- Extracted information:
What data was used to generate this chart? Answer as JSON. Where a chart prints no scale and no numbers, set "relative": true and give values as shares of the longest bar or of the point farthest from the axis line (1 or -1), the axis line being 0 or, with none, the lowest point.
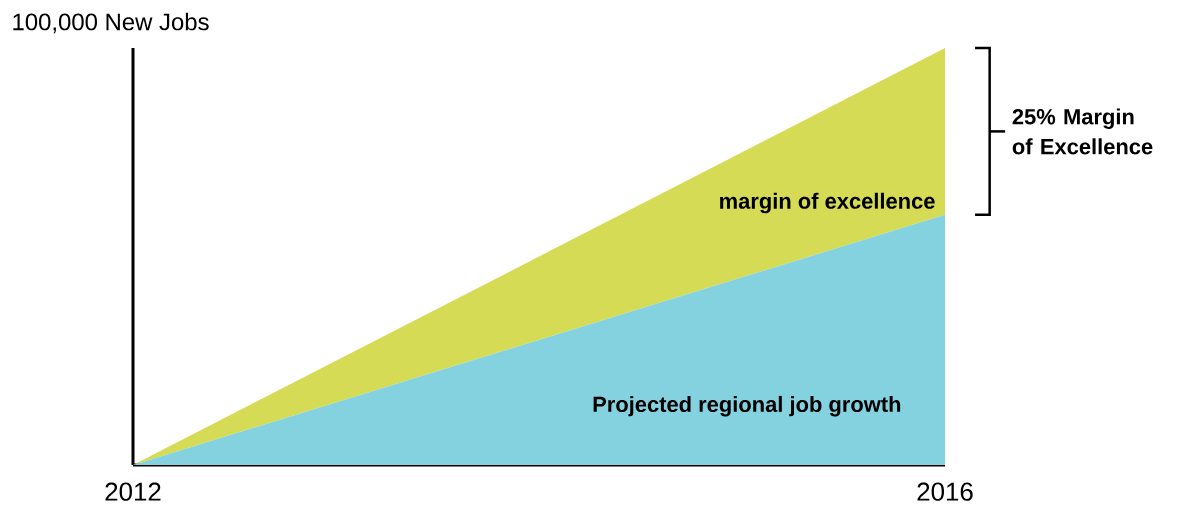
{
  "chart_data": {
    "type": "area",
    "stacked": true,
    "relative": true,
    "ylabel": "100,000 New Jobs",
    "x": [
      2012,
      2016
    ],
    "xlim": [
      2012,
      2016
    ],
    "xticks": [
      2012,
      2016
    ],
    "series": [
      {
        "name": "Projected regional job growth",
        "color": "#84d2e0",
        "values": [
          0,
          0.6
        ]
      },
      {
        "name": "margin of excellence",
        "color": "#d6db55",
        "values": [
          0,
          0.4
        ]
      }
    ],
    "annotations": [
      "25% Margin of Excellence"
    ]
  }
}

- What is required: All entries must be written out again exactly as given, with no pictures in the copy.

- Full answer:
What data was used to generate this chart? Answer as JSON. Where a chart prints no scale and no numbers, set "relative": true and give values as shares of the longest bar or of the point farthest from the axis line (1 or -1), the axis line being 0 or, with none, the lowest point.
{
  "chart_data": {
    "type": "area",
    "stacked": true,
    "relative": true,
    "ylabel": "100,000 New Jobs",
    "x": [
      2012,
      2016
    ],
    "xlim": [
      2012,
      2016
    ],
    "xticks": [
      2012,
      2016
    ],
    "series": [
      {
        "name": "Projected regional job growth",
        "color": "#84d2e0",
        "values": [
          0,
          0.6
        ]
      },
      {
        "name": "margin of excellence",
        "color": "#d6db55",
        "values": [
          0,
          0.4
        ]
      }
    ],
    "annotations": [
      "25% Margin of Excellence"
    ]
  }
}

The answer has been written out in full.